**Opdracht**
Citeer uit de tekst over de stageovereenkomst van de BBL-leerling letterlijk alles vanaf "De overeenkomst met" tot en met "maar een stageovereenkomst.".

**Geëxtraheerde tekst**

★ ★ ★ ★ ★

BBL-leerling heeft geen arbeidsovereenkomst maar een stageovereenkomst

BBL-leerling heeft geen arbeidsovereenkomst maar een stageovereenkomst
Datum: 02-02-2020
Uitgavejaar en uitgavenummer: 2020 / 369
Vindplaats: Kantonrechter Enschede 2 december 2019, ECLI:NL:RBOVE:2019:4948
Uitspraak

De overeenkomst met een BBL-leerling kon door de werkgever tussentijds worden opgezegd, omdat die overeenkomst geen arbeidsovereenkomst was, maar een stageovereenkomst.

Een thuiszorginstelling heeft met een leerling van een school en met die school een leerovereenkomst gesloten. De leerling volgt aan de school een twee jaar durende opleiding tot verzorgende individuele gezondheidszorg (IG) in het kader van de beroepsbegeleidende leerweg (BBL). De leerling gaat daarbij één dag per week naar school en is vier dagen per week werkzaam bij de thuiszorginstelling. In de leerovereenkomst staat dat zij met ingang van 15 februari 2019 bij de thuiszorginstelling in dienst treedt als stagiair, dat zij in de eerste zeven maanden na de indiensttreding een zakgeld krijgt van € 347 bruto per maand en dat zij daarna op fulltime basis recht heeft op een bedrag van € 1.838,58 bruto per maand. In de leerovereenkomst is de mogelijkheid van tussentijdse opzegging bedongen, waarbij voor de werkgever een opzegtermijn van een maand geldt. Op de leerovereenkomst is de CAO voor (onder meer) thuiszorginstellingen van toepassing verklaard. De bepaling in de leerovereenkomst inzake het zakgeld is conform deze CAO.

★ ★ ★ ★ ★

**Verzamelde gegevens**
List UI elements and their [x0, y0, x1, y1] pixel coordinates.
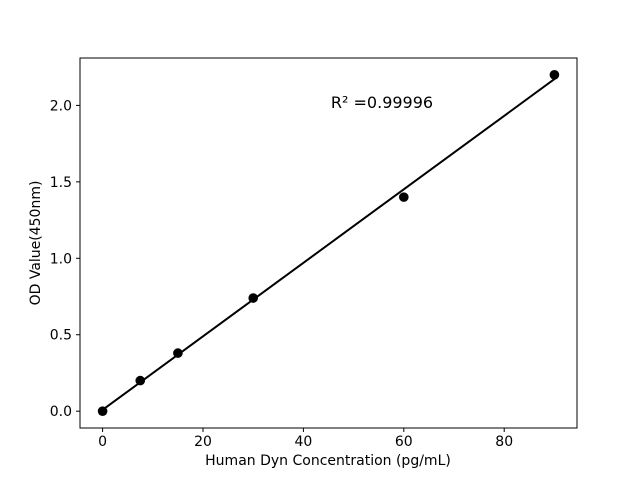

★ ★ ★ ★ ★

**Het antwoord**
De overeenkomst met een BBL-leerling kon door de werkgever tussentijds worden opgezegd, omdat die overeenkomst geen arbeidsovereenkomst was, maar een stageovereenkomst.